**Stated task**
Your task is to copy every line of the entries that contains "courbe".

**Stored data**
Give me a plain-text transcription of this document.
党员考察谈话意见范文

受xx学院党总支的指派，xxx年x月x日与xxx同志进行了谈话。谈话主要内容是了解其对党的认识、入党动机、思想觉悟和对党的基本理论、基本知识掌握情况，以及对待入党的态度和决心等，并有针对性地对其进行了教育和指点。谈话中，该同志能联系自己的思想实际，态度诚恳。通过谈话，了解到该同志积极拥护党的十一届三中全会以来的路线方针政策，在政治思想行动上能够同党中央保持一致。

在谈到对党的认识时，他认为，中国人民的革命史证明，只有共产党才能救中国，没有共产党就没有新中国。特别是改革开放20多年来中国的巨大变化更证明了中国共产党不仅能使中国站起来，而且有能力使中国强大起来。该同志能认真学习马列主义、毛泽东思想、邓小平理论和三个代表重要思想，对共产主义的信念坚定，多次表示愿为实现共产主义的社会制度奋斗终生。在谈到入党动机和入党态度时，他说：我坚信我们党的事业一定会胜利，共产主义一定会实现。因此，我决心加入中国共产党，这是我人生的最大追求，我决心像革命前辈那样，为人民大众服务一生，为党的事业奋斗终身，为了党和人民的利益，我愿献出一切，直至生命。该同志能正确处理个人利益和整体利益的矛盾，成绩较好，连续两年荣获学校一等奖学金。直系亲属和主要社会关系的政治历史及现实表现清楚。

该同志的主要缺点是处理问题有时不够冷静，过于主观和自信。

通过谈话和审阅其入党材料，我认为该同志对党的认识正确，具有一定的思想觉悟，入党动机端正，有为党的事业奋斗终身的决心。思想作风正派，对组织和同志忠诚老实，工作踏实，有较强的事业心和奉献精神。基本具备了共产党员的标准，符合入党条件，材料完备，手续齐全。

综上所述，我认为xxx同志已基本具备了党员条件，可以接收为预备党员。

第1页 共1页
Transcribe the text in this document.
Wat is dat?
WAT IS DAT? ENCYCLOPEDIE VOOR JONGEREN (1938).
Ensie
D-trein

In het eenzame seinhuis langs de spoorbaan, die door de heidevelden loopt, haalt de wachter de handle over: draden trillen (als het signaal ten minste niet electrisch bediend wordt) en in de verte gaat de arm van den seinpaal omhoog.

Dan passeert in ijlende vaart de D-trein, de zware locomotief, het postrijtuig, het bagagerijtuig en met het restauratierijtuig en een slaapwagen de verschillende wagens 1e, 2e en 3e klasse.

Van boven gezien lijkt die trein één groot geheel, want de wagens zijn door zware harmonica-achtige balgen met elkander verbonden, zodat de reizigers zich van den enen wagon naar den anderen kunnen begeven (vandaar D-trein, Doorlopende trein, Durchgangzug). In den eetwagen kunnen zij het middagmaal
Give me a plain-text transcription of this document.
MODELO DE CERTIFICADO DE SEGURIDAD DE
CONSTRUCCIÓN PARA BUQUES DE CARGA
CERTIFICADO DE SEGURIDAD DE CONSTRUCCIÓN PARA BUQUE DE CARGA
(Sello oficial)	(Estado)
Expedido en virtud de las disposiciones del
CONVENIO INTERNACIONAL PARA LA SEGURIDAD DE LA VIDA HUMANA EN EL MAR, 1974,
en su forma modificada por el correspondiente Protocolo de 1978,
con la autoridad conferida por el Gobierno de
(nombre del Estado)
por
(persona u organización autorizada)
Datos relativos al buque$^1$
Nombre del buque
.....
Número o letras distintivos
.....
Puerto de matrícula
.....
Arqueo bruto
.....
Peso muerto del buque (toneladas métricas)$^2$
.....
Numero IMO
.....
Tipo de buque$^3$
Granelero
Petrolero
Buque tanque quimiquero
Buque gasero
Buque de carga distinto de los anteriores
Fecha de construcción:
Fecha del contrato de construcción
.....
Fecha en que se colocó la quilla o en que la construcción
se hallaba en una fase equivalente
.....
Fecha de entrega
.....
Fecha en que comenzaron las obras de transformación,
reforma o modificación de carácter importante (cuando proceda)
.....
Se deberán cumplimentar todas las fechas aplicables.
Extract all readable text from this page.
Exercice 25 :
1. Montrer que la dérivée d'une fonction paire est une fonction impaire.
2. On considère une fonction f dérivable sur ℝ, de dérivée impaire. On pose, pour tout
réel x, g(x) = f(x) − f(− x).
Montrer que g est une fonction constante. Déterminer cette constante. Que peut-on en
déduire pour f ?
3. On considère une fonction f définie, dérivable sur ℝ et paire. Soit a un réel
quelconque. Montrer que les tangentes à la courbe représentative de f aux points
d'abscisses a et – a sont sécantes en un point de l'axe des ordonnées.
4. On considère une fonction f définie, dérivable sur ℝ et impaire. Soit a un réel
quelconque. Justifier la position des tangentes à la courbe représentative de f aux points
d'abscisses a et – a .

**Result of the task**
quelconque. Montrer que les tangentes à la courbe représentative de f aux points
quelconque. Justifier la position des tangentes à la courbe représentative de f aux points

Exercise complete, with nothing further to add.